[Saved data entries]
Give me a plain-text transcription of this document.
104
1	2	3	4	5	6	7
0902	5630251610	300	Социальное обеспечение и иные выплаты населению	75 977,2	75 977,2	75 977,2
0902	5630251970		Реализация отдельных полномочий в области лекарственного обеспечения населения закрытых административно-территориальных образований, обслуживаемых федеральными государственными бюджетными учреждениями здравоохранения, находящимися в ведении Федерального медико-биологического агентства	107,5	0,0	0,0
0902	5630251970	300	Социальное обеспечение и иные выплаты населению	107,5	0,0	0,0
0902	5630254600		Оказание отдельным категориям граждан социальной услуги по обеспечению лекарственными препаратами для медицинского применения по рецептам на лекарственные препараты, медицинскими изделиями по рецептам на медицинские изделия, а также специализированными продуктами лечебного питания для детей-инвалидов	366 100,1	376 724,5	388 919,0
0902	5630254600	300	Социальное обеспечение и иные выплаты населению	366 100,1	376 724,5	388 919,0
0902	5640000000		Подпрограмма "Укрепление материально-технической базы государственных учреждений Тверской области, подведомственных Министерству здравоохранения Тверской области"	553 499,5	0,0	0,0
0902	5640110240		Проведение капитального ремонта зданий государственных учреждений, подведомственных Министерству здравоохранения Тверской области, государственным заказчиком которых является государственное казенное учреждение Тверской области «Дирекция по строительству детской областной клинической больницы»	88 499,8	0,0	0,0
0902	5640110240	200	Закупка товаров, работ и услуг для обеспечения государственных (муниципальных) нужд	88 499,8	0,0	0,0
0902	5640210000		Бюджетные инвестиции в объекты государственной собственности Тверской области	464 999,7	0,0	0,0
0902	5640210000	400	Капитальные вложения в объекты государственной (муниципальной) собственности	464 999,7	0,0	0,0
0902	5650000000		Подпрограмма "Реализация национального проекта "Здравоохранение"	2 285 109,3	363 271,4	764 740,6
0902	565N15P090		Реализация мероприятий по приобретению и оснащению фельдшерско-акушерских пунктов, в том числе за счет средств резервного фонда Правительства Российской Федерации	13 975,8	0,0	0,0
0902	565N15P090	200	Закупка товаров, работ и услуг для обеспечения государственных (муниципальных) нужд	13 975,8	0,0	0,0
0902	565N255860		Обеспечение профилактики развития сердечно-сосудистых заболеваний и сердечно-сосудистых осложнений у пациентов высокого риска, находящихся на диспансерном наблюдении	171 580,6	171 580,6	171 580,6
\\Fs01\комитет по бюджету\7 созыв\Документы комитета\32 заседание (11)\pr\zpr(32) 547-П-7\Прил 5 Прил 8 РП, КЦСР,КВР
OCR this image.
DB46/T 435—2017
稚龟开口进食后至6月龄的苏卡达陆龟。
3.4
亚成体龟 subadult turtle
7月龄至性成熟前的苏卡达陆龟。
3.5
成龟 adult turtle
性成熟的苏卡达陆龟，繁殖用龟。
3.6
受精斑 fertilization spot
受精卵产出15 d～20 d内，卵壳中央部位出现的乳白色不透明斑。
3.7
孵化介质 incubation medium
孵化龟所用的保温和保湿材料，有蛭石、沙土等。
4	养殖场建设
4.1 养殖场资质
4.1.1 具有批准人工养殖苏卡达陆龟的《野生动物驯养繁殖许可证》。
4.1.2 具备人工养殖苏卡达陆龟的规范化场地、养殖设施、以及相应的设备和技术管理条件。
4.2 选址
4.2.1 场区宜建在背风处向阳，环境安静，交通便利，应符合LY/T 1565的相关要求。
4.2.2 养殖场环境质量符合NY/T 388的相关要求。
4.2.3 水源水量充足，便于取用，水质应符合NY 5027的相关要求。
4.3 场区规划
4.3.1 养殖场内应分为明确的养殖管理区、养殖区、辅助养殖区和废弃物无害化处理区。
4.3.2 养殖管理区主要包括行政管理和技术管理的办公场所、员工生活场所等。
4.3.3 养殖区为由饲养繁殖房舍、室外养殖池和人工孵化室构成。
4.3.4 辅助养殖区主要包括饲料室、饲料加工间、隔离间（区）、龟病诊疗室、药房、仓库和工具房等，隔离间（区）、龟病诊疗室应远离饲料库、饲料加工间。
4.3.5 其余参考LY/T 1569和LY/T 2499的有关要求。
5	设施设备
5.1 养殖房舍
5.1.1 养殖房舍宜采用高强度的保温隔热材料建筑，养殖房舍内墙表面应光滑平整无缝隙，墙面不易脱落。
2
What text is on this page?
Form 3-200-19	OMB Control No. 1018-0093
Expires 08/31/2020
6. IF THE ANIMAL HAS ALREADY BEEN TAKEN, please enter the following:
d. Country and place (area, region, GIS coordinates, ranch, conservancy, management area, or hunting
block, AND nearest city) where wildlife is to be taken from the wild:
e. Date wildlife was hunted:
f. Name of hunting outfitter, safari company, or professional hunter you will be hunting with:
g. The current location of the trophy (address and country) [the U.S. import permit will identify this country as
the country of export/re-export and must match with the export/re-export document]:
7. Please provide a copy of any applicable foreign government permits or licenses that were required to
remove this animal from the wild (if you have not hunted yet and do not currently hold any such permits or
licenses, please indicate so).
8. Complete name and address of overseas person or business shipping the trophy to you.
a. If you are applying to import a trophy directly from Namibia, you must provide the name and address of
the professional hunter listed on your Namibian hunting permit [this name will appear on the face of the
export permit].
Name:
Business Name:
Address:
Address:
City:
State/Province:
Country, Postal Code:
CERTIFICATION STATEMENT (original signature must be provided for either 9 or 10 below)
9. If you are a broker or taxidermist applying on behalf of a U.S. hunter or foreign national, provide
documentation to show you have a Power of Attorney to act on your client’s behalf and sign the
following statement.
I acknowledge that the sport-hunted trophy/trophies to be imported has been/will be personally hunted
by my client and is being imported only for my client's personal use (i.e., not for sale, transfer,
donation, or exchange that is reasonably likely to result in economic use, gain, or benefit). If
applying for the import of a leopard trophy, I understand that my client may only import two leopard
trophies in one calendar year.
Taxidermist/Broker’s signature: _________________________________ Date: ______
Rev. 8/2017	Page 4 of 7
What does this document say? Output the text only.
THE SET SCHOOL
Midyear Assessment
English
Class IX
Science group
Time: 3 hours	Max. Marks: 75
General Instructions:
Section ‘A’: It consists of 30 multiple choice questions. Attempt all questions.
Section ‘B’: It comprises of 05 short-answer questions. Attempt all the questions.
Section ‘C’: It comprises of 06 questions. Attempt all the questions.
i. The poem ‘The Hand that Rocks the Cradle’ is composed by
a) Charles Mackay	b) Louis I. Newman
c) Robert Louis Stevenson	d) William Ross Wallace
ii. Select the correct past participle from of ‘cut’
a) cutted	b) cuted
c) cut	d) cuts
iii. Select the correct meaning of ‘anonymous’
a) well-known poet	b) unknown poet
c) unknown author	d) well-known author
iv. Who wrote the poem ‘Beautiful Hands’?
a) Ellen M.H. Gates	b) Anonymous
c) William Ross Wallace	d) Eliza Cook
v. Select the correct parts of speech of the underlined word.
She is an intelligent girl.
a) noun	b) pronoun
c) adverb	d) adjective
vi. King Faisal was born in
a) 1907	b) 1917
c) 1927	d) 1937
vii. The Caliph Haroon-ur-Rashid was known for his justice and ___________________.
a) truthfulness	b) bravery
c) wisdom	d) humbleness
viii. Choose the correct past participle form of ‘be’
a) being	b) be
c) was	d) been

* **Exercise details**: Write the listing out again, exactly as it reads.

* **Result for this exercise**:
Give me a plain-text transcription of this document.
104
1	2	3	4	5	6	7
0902	5630251610	300	Социальное обеспечение и иные выплаты населению	75 977,2	75 977,2	75 977,2
0902	5630251970		Реализация отдельных полномочий в области лекарственного обеспечения населения закрытых административно-территориальных образований, обслуживаемых федеральными государственными бюджетными учреждениями здравоохранения, находящимися в ведении Федерального медико-биологического агентства	107,5	0,0	0,0
0902	5630251970	300	Социальное обеспечение и иные выплаты населению	107,5	0,0	0,0
0902	5630254600		Оказание отдельным категориям граждан социальной услуги по обеспечению лекарственными препаратами для медицинского применения по рецептам на лекарственные препараты, медицинскими изделиями по рецептам на медицинские изделия, а также специализированными продуктами лечебного питания для детей-инвалидов	366 100,1	376 724,5	388 919,0
0902	5630254600	300	Социальное обеспечение и иные выплаты населению	366 100,1	376 724,5	388 919,0
0902	5640000000		Подпрограмма "Укрепление материально-технической базы государственных учреждений Тверской области, подведомственных Министерству здравоохранения Тверской области"	553 499,5	0,0	0,0
0902	5640110240		Проведение капитального ремонта зданий государственных учреждений, подведомственных Министерству здравоохранения Тверской области, государственным заказчиком которых является государственное казенное учреждение Тверской области «Дирекция по строительству детской областной клинической больницы»	88 499,8	0,0	0,0
0902	5640110240	200	Закупка товаров, работ и услуг для обеспечения государственных (муниципальных) нужд	88 499,8	0,0	0,0
0902	5640210000		Бюджетные инвестиции в объекты государственной собственности Тверской области	464 999,7	0,0	0,0
0902	5640210000	400	Капитальные вложения в объекты государственной (муниципальной) собственности	464 999,7	0,0	0,0
0902	5650000000		Подпрограмма "Реализация национального проекта "Здравоохранение"	2 285 109,3	363 271,4	764 740,6
0902	565N15P090		Реализация мероприятий по приобретению и оснащению фельдшерско-акушерских пунктов, в том числе за счет средств резервного фонда Правительства Российской Федерации	13 975,8	0,0	0,0
0902	565N15P090	200	Закупка товаров, работ и услуг для обеспечения государственных (муниципальных) нужд	13 975,8	0,0	0,0
0902	565N255860		Обеспечение профилактики развития сердечно-сосудистых заболеваний и сердечно-сосудистых осложнений у пациентов высокого риска, находящихся на диспансерном наблюдении	171 580,6	171 580,6	171 580,6
\\Fs01\комитет по бюджету\7 созыв\Документы комитета\32 заседание (11)\pr\zpr(32) 547-П-7\Прил 5 Прил 8 РП, КЦСР,КВР
OCR this image.
DB46/T 435—2017
稚龟开口进食后至6月龄的苏卡达陆龟。
3.4
亚成体龟 subadult turtle
7月龄至性成熟前的苏卡达陆龟。
3.5
成龟 adult turtle
性成熟的苏卡达陆龟，繁殖用龟。
3.6
受精斑 fertilization spot
受精卵产出15 d～20 d内，卵壳中央部位出现的乳白色不透明斑。
3.7
孵化介质 incubation medium
孵化龟所用的保温和保湿材料，有蛭石、沙土等。
4	养殖场建设
4.1 养殖场资质
4.1.1 具有批准人工养殖苏卡达陆龟的《野生动物驯养繁殖许可证》。
4.1.2 具备人工养殖苏卡达陆龟的规范化场地、养殖设施、以及相应的设备和技术管理条件。
4.2 选址
4.2.1 场区宜建在背风处向阳，环境安静，交通便利，应符合LY/T 1565的相关要求。
4.2.2 养殖场环境质量符合NY/T 388的相关要求。
4.2.3 水源水量充足，便于取用，水质应符合NY 5027的相关要求。
4.3 场区规划
4.3.1 养殖场内应分为明确的养殖管理区、养殖区、辅助养殖区和废弃物无害化处理区。
4.3.2 养殖管理区主要包括行政管理和技术管理的办公场所、员工生活场所等。
4.3.3 养殖区为由饲养繁殖房舍、室外养殖池和人工孵化室构成。
4.3.4 辅助养殖区主要包括饲料室、饲料加工间、隔离间（区）、龟病诊疗室、药房、仓库和工具房等，隔离间（区）、龟病诊疗室应远离饲料库、饲料加工间。
4.3.5 其余参考LY/T 1569和LY/T 2499的有关要求。
5	设施设备
5.1 养殖房舍
5.1.1 养殖房舍宜采用高强度的保温隔热材料建筑，养殖房舍内墙表面应光滑平整无缝隙，墙面不易脱落。
2
What text is on this page?
Form 3-200-19	OMB Control No. 1018-0093
Expires 08/31/2020
6. IF THE ANIMAL HAS ALREADY BEEN TAKEN, please enter the following:
d. Country and place (area, region, GIS coordinates, ranch, conservancy, management area, or hunting
block, AND nearest city) where wildlife is to be taken from the wild:
e. Date wildlife was hunted:
f. Name of hunting outfitter, safari company, or professional hunter you will be hunting with:
g. The current location of the trophy (address and country) [the U.S. import permit will identify this country as
the country of export/re-export and must match with the export/re-export document]:
7. Please provide a copy of any applicable foreign government permits or licenses that were required to
remove this animal from the wild (if you have not hunted yet and do not currently hold any such permits or
licenses, please indicate so).
8. Complete name and address of overseas person or business shipping the trophy to you.
a. If you are applying to import a trophy directly from Namibia, you must provide the name and address of
the professional hunter listed on your Namibian hunting permit [this name will appear on the face of the
export permit].
Name:
Business Name:
Address:
Address:
City:
State/Province:
Country, Postal Code:
CERTIFICATION STATEMENT (original signature must be provided for either 9 or 10 below)
9. If you are a broker or taxidermist applying on behalf of a U.S. hunter or foreign national, provide
documentation to show you have a Power of Attorney to act on your client’s behalf and sign the
following statement.
I acknowledge that the sport-hunted trophy/trophies to be imported has been/will be personally hunted
by my client and is being imported only for my client's personal use (i.e., not for sale, transfer,
donation, or exchange that is reasonably likely to result in economic use, gain, or benefit). If
applying for the import of a leopard trophy, I understand that my client may only import two leopard
trophies in one calendar year.
Taxidermist/Broker’s signature: _________________________________ Date: ______
Rev. 8/2017	Page 4 of 7
What does this document say? Output the text only.
THE SET SCHOOL
Midyear Assessment
English
Class IX
Science group
Time: 3 hours	Max. Marks: 75
General Instructions:
Section ‘A’: It consists of 30 multiple choice questions. Attempt all questions.
Section ‘B’: It comprises of 05 short-answer questions. Attempt all the questions.
Section ‘C’: It comprises of 06 questions. Attempt all the questions.
i. The poem ‘The Hand that Rocks the Cradle’ is composed by
a) Charles Mackay	b) Louis I. Newman
c) Robert Louis Stevenson	d) William Ross Wallace
ii. Select the correct past participle from of ‘cut’
a) cutted	b) cuted
c) cut	d) cuts
iii. Select the correct meaning of ‘anonymous’
a) well-known poet	b) unknown poet
c) unknown author	d) well-known author
iv. Who wrote the poem ‘Beautiful Hands’?
a) Ellen M.H. Gates	b) Anonymous
c) William Ross Wallace	d) Eliza Cook
v. Select the correct parts of speech of the underlined word.
She is an intelligent girl.
a) noun	b) pronoun
c) adverb	d) adjective
vi. King Faisal was born in
a) 1907	b) 1917
c) 1927	d) 1937
vii. The Caliph Haroon-ur-Rashid was known for his justice and ___________________.
a) truthfulness	b) bravery
c) wisdom	d) humbleness
viii. Choose the correct past participle form of ‘be’
a) being	b) be
c) was	d) been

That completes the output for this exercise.